■ Exercise details ■
Find the lines of data that contain the string "JSON", then list them.

━━━ Task material

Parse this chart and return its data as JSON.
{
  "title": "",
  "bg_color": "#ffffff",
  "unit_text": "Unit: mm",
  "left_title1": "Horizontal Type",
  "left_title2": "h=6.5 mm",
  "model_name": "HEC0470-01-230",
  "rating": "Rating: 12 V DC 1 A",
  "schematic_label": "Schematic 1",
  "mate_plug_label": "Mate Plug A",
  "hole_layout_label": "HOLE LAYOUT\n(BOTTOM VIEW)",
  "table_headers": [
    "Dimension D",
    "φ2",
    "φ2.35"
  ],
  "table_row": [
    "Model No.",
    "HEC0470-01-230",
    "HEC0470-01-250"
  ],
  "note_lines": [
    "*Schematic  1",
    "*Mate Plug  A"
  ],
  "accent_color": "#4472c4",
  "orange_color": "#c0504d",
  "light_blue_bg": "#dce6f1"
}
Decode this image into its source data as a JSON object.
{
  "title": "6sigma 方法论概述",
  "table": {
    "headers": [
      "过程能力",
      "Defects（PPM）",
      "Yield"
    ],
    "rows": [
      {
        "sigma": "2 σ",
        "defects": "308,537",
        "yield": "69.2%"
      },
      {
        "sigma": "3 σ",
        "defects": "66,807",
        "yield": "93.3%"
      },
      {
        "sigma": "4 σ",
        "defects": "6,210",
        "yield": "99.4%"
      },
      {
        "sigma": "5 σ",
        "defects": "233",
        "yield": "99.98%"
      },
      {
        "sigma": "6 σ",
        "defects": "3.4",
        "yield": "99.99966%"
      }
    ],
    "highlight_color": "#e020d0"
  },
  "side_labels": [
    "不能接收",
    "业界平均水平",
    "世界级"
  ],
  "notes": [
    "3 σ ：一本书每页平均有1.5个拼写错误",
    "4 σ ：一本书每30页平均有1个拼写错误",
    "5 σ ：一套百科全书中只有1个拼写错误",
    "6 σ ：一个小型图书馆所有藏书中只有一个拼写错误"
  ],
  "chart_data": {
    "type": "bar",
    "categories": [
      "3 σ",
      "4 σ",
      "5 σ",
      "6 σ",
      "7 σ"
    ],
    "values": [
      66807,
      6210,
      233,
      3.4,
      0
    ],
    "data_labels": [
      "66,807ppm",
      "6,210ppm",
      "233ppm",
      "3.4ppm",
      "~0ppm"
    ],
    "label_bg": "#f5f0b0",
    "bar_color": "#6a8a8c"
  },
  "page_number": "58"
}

━━━━━━

■ Result ■
Parse this chart and return its data as JSON.
Decode this image into its source data as a JSON object.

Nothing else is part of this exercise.